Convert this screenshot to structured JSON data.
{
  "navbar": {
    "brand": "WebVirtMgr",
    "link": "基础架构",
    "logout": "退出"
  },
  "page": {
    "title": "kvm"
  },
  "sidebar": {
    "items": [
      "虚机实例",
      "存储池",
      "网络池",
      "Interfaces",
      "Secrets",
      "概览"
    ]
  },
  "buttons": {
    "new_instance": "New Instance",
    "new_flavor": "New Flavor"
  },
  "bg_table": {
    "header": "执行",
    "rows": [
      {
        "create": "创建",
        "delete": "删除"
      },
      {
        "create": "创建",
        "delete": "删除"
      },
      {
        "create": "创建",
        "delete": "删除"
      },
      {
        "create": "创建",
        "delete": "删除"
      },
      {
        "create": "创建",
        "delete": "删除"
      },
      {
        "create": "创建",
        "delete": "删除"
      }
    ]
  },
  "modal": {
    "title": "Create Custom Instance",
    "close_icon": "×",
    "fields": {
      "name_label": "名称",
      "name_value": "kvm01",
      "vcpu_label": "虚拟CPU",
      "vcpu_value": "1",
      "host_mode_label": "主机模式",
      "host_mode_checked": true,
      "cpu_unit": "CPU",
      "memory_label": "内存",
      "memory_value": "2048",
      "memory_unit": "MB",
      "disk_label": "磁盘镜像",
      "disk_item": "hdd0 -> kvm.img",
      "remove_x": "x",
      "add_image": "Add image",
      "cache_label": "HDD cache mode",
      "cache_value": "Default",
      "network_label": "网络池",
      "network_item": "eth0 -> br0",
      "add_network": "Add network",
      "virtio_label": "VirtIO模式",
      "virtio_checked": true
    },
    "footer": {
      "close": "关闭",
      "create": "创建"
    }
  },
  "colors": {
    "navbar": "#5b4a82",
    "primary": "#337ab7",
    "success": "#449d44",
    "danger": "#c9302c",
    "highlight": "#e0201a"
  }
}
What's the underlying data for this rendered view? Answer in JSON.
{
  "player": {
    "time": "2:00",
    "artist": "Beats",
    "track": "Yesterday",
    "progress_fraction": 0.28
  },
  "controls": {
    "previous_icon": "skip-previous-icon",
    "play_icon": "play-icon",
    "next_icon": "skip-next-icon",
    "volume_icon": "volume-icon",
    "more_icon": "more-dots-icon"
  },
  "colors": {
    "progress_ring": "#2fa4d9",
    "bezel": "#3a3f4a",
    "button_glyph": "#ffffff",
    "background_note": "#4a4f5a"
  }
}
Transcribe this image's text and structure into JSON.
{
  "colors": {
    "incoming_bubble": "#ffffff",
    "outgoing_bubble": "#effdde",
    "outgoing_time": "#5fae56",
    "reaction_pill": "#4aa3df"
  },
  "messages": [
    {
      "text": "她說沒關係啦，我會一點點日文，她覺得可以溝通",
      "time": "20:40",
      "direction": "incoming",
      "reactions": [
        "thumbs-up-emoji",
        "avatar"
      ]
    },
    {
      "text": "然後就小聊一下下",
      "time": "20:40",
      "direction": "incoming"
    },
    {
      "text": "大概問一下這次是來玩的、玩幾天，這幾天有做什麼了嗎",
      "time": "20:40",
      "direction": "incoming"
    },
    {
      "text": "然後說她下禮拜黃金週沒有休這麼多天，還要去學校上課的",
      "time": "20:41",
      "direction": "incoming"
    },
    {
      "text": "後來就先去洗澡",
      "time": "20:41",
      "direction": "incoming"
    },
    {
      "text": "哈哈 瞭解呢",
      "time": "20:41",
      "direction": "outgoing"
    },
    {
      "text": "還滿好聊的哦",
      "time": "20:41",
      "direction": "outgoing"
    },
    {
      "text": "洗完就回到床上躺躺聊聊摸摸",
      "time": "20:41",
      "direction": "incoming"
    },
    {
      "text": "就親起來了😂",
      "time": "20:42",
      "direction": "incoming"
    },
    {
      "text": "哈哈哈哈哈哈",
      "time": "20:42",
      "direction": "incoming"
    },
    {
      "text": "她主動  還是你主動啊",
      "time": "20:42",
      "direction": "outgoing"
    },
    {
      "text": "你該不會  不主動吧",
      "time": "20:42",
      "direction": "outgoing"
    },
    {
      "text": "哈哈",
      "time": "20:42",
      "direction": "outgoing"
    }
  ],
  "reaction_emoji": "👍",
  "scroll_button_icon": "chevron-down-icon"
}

What is needed: Which lines contain the word "true"? Copy each of them.

Reply to the exercise:
      "host_mode_checked": true,
      "virtio_checked": true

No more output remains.